◆ The problem
Copy every line of the data exactly, leaving nothing out.

◆ Material
※ ※ ※

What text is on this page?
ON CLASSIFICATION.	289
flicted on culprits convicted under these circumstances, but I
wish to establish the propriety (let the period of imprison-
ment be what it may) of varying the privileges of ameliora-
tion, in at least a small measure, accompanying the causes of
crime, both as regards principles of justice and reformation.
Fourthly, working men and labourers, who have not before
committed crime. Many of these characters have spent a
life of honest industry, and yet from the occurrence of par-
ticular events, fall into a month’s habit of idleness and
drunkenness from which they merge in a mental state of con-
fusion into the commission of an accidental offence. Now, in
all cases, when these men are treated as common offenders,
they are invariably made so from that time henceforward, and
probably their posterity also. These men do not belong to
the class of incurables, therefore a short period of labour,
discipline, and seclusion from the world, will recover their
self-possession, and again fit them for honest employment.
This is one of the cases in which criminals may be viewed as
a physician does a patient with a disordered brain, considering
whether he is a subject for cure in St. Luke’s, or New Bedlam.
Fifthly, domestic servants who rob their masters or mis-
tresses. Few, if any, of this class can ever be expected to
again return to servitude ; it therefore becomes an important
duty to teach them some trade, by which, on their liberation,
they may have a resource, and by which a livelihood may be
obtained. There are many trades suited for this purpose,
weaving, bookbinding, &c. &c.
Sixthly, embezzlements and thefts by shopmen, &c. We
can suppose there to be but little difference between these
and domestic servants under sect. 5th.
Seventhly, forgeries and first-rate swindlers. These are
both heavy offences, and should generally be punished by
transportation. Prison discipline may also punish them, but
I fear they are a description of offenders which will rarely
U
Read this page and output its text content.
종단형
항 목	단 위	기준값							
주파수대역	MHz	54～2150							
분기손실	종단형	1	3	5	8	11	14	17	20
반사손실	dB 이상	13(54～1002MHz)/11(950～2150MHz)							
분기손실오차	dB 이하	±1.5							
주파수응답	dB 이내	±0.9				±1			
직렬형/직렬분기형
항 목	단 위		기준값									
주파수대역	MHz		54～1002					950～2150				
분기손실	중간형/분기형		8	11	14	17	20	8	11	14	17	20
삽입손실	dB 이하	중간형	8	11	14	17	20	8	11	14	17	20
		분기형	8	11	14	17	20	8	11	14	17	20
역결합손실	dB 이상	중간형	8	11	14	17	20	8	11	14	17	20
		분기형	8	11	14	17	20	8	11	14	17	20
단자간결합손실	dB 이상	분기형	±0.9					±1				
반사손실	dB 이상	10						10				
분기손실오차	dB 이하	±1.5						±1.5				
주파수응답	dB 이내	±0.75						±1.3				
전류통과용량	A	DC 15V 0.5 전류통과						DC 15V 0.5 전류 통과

※ ※ ※

◆ Result of this exercise
What text is on this page?
ON CLASSIFICATION.	289
flicted on culprits convicted under these circumstances, but I
wish to establish the propriety (let the period of imprison-
ment be what it may) of varying the privileges of ameliora-
tion, in at least a small measure, accompanying the causes of
crime, both as regards principles of justice and reformation.
Fourthly, working men and labourers, who have not before
committed crime. Many of these characters have spent a
life of honest industry, and yet from the occurrence of par-
ticular events, fall into a month’s habit of idleness and
drunkenness from which they merge in a mental state of con-
fusion into the commission of an accidental offence. Now, in
all cases, when these men are treated as common offenders,
they are invariably made so from that time henceforward, and
probably their posterity also. These men do not belong to
the class of incurables, therefore a short period of labour,
discipline, and seclusion from the world, will recover their
self-possession, and again fit them for honest employment.
This is one of the cases in which criminals may be viewed as
a physician does a patient with a disordered brain, considering
whether he is a subject for cure in St. Luke’s, or New Bedlam.
Fifthly, domestic servants who rob their masters or mis-
tresses. Few, if any, of this class can ever be expected to
again return to servitude ; it therefore becomes an important
duty to teach them some trade, by which, on their liberation,
they may have a resource, and by which a livelihood may be
obtained. There are many trades suited for this purpose,
weaving, bookbinding, &c. &c.
Sixthly, embezzlements and thefts by shopmen, &c. We
can suppose there to be but little difference between these
and domestic servants under sect. 5th.
Seventhly, forgeries and first-rate swindlers. These are
both heavy offences, and should generally be punished by
transportation. Prison discipline may also punish them, but
I fear they are a description of offenders which will rarely
U
Read this page and output its text content.
종단형
항 목	단 위	기준값							
주파수대역	MHz	54～2150							
분기손실	종단형	1	3	5	8	11	14	17	20
반사손실	dB 이상	13(54～1002MHz)/11(950～2150MHz)							
분기손실오차	dB 이하	±1.5							
주파수응답	dB 이내	±0.9				±1			
직렬형/직렬분기형
항 목	단 위		기준값									
주파수대역	MHz		54～1002					950～2150				
분기손실	중간형/분기형		8	11	14	17	20	8	11	14	17	20
삽입손실	dB 이하	중간형	8	11	14	17	20	8	11	14	17	20
		분기형	8	11	14	17	20	8	11	14	17	20
역결합손실	dB 이상	중간형	8	11	14	17	20	8	11	14	17	20
		분기형	8	11	14	17	20	8	11	14	17	20
단자간결합손실	dB 이상	분기형	±0.9					±1				
반사손실	dB 이상	10						10				
분기손실오차	dB 이하	±1.5						±1.5				
주파수응답	dB 이내	±0.75						±1.3				
전류통과용량	A	DC 15V 0.5 전류통과						DC 15V 0.5 전류 통과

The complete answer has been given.